**Your instructions:** Search the data for the string "公用工程" and gather each line it is in.

Data excerpts:
# # # # # # #
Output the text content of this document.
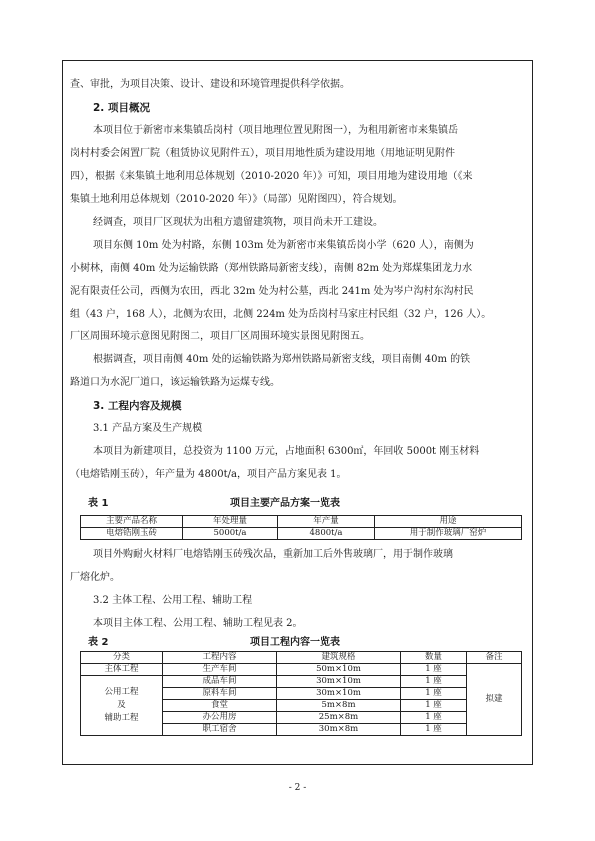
查、审批，为项目决策、设计、建设和环境管理提供科学依据。
2. 项目概况
本项目位于新密市来集镇岳岗村（项目地理位置见附图一），为租用新密市来集镇岳
岗村村委会闲置厂院（租赁协议见附件五），项目用地性质为建设用地（用地证明见附件
四），根据《来集镇土地利用总体规划（2010-2020 年）》可知，项目用地为建设用地（《来
集镇土地利用总体规划（2010-2020 年）》（局部）见附图四），符合规划。
经调查，项目厂区现状为出租方遗留建筑物，项目尚未开工建设。
项目东侧 10m 处为村路，东侧 103m 处为新密市来集镇岳岗小学（620 人），南侧为
小树林，南侧 40m 处为运输铁路（郑州铁路局新密支线），南侧 82m 处为郑煤集团龙力水
泥有限责任公司，西侧为农田，西北 32m 处为村公墓，西北 241m 处为岑户沟村东沟村民
组（43 户，168 人），北侧为农田，北侧 224m 处为岳岗村马家庄村民组（32 户，126 人）。
厂区周围环境示意图见附图二，项目厂区周围环境实景图见附图五。
根据调查，项目南侧 40m 处的运输铁路为郑州铁路局新密支线，项目南侧 40m 的铁
路道口为水泥厂道口，该运输铁路为运煤专线。
3. 工程内容及规模
3.1 产品方案及生产规模
本项目为新建项目，总投资为 1100 万元，占地面积 6300㎡，年回收 5000t 刚玉材料
（电熔锆刚玉砖），年产量为 4800t/a，项目产品方案见表 1。
表 1	项目主要产品方案一览表
主要产品名称	年处理量	年产量	用途
电熔锆刚玉砖	5000t/a	4800t/a	用于制作玻璃厂窑炉
项目外购耐火材料厂电熔锆刚玉砖残次品，重新加工后外售玻璃厂，用于制作玻璃
厂熔化炉。
3.2 主体工程、公用工程、辅助工程
本项目主体工程、公用工程、辅助工程见表 2。
表 2	项目工程内容一览表
分类	工程内容	建筑规格	数量	备注
主体工程	生产车间	50m×10m	1 座	拟建

公用工程
及
辅助工程	成品车间	30m×10m	1 座	
	原料车间	30m×10m	1 座	
	食堂	5m×8m	1 座	
	办公用房	25m×8m	1 座	
	职工宿舍	30m×8m	1 座	
- 2 -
# # # # # # #
**Task response:**
3.2 主体工程、公用工程、辅助工程
本项目主体工程、公用工程、辅助工程见表 2。
公用工程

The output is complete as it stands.